### [Your instructions]
Each entry needs to be restated exactly as written.

### [Listed entries]

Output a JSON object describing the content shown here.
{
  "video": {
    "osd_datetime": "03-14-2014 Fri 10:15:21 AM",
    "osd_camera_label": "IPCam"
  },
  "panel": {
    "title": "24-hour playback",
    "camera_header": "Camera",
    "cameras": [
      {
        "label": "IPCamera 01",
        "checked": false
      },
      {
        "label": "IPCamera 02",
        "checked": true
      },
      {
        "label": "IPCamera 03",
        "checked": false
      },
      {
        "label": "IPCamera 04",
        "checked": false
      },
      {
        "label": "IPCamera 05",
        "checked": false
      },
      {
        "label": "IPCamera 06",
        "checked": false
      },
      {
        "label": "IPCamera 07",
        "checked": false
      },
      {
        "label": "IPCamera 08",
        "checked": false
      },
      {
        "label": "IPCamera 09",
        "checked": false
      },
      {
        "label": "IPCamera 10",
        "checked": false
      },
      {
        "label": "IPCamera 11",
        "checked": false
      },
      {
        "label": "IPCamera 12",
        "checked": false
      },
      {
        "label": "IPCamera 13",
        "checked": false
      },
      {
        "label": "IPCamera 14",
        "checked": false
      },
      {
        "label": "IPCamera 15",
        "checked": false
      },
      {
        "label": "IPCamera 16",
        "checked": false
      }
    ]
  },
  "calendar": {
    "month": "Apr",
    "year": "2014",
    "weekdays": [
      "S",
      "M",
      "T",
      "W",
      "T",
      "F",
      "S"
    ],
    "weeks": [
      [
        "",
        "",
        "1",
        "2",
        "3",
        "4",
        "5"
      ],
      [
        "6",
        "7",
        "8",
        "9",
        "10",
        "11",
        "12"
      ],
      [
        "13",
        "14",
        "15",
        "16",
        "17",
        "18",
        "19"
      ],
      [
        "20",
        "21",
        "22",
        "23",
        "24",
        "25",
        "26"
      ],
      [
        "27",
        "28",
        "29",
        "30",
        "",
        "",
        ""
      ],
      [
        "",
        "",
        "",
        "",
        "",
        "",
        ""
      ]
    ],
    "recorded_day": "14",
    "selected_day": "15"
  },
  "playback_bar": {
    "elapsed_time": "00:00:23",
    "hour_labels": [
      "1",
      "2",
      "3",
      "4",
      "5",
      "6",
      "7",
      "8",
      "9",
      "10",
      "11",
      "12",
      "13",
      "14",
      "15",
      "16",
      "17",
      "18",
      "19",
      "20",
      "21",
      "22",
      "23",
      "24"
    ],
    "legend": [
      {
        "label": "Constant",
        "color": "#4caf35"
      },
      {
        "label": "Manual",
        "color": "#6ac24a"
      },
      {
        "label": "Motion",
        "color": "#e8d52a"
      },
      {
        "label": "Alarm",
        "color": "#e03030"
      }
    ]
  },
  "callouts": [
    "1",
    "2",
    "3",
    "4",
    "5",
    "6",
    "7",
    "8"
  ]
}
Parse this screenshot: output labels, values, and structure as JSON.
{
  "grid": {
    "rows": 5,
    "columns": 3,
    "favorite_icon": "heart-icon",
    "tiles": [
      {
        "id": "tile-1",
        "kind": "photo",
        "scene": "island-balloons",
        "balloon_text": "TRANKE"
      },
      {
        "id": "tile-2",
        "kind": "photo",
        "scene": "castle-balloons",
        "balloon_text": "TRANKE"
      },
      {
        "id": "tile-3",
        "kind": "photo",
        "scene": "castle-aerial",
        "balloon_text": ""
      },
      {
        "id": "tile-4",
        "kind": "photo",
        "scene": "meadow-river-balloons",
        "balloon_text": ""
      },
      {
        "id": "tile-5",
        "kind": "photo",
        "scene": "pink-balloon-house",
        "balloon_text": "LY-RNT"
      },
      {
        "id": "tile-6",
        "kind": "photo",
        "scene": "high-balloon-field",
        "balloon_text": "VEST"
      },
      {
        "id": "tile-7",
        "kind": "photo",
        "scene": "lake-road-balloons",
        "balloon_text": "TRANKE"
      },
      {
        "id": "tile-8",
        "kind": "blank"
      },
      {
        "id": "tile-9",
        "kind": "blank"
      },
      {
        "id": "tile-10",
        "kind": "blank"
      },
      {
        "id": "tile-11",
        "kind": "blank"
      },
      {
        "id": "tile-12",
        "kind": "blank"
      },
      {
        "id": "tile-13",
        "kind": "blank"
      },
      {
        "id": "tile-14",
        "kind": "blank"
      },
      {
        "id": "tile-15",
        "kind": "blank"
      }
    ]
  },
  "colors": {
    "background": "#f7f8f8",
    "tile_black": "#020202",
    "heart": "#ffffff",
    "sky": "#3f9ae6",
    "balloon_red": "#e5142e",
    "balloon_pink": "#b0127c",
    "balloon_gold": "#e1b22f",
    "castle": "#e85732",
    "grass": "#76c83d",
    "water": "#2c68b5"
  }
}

### [Expected answer]
Output a JSON object describing the content shown here.
{
  "video": {
    "osd_datetime": "03-14-2014 Fri 10:15:21 AM",
    "osd_camera_label": "IPCam"
  },
  "panel": {
    "title": "24-hour playback",
    "camera_header": "Camera",
    "cameras": [
      {
        "label": "IPCamera 01",
        "checked": false
      },
      {
        "label": "IPCamera 02",
        "checked": true
      },
      {
        "label": "IPCamera 03",
        "checked": false
      },
      {
        "label": "IPCamera 04",
        "checked": false
      },
      {
        "label": "IPCamera 05",
        "checked": false
      },
      {
        "label": "IPCamera 06",
        "checked": false
      },
      {
        "label": "IPCamera 07",
        "checked": false
      },
      {
        "label": "IPCamera 08",
        "checked": false
      },
      {
        "label": "IPCamera 09",
        "checked": false
      },
      {
        "label": "IPCamera 10",
        "checked": false
      },
      {
        "label": "IPCamera 11",
        "checked": false
      },
      {
        "label": "IPCamera 12",
        "checked": false
      },
      {
        "label": "IPCamera 13",
        "checked": false
      },
      {
        "label": "IPCamera 14",
        "checked": false
      },
      {
        "label": "IPCamera 15",
        "checked": false
      },
      {
        "label": "IPCamera 16",
        "checked": false
      }
    ]
  },
  "calendar": {
    "month": "Apr",
    "year": "2014",
    "weekdays": [
      "S",
      "M",
      "T",
      "W",
      "T",
      "F",
      "S"
    ],
    "weeks": [
      [
        "",
        "",
        "1",
        "2",
        "3",
        "4",
        "5"
      ],
      [
        "6",
        "7",
        "8",
        "9",
        "10",
        "11",
        "12"
      ],
      [
        "13",
        "14",
        "15",
        "16",
        "17",
        "18",
        "19"
      ],
      [
        "20",
        "21",
        "22",
        "23",
        "24",
        "25",
        "26"
      ],
      [
        "27",
        "28",
        "29",
        "30",
        "",
        "",
        ""
      ],
      [
        "",
        "",
        "",
        "",
        "",
        "",
        ""
      ]
    ],
    "recorded_day": "14",
    "selected_day": "15"
  },
  "playback_bar": {
    "elapsed_time": "00:00:23",
    "hour_labels": [
      "1",
      "2",
      "3",
      "4",
      "5",
      "6",
      "7",
      "8",
      "9",
      "10",
      "11",
      "12",
      "13",
      "14",
      "15",
      "16",
      "17",
      "18",
      "19",
      "20",
      "21",
      "22",
      "23",
      "24"
    ],
    "legend": [
      {
        "label": "Constant",
        "color": "#4caf35"
      },
      {
        "label": "Manual",
        "color": "#6ac24a"
      },
      {
        "label": "Motion",
        "color": "#e8d52a"
      },
      {
        "label": "Alarm",
        "color": "#e03030"
      }
    ]
  },
  "callouts": [
    "1",
    "2",
    "3",
    "4",
    "5",
    "6",
    "7",
    "8"
  ]
}
Parse this screenshot: output labels, values, and structure as JSON.
{
  "grid": {
    "rows": 5,
    "columns": 3,
    "favorite_icon": "heart-icon",
    "tiles": [
      {
        "id": "tile-1",
        "kind": "photo",
        "scene": "island-balloons",
        "balloon_text": "TRANKE"
      },
      {
        "id": "tile-2",
        "kind": "photo",
        "scene": "castle-balloons",
        "balloon_text": "TRANKE"
      },
      {
        "id": "tile-3",
        "kind": "photo",
        "scene": "castle-aerial",
        "balloon_text": ""
      },
      {
        "id": "tile-4",
        "kind": "photo",
        "scene": "meadow-river-balloons",
        "balloon_text": ""
      },
      {
        "id": "tile-5",
        "kind": "photo",
        "scene": "pink-balloon-house",
        "balloon_text": "LY-RNT"
      },
      {
        "id": "tile-6",
        "kind": "photo",
        "scene": "high-balloon-field",
        "balloon_text": "VEST"
      },
      {
        "id": "tile-7",
        "kind": "photo",
        "scene": "lake-road-balloons",
        "balloon_text": "TRANKE"
      },
      {
        "id": "tile-8",
        "kind": "blank"
      },
      {
        "id": "tile-9",
        "kind": "blank"
      },
      {
        "id": "tile-10",
        "kind": "blank"
      },
      {
        "id": "tile-11",
        "kind": "blank"
      },
      {
        "id": "tile-12",
        "kind": "blank"
      },
      {
        "id": "tile-13",
        "kind": "blank"
      },
      {
        "id": "tile-14",
        "kind": "blank"
      },
      {
        "id": "tile-15",
        "kind": "blank"
      }
    ]
  },
  "colors": {
    "background": "#f7f8f8",
    "tile_black": "#020202",
    "heart": "#ffffff",
    "sky": "#3f9ae6",
    "balloon_red": "#e5142e",
    "balloon_pink": "#b0127c",
    "balloon_gold": "#e1b22f",
    "castle": "#e85732",
    "grass": "#76c83d",
    "water": "#2c68b5"
  }
}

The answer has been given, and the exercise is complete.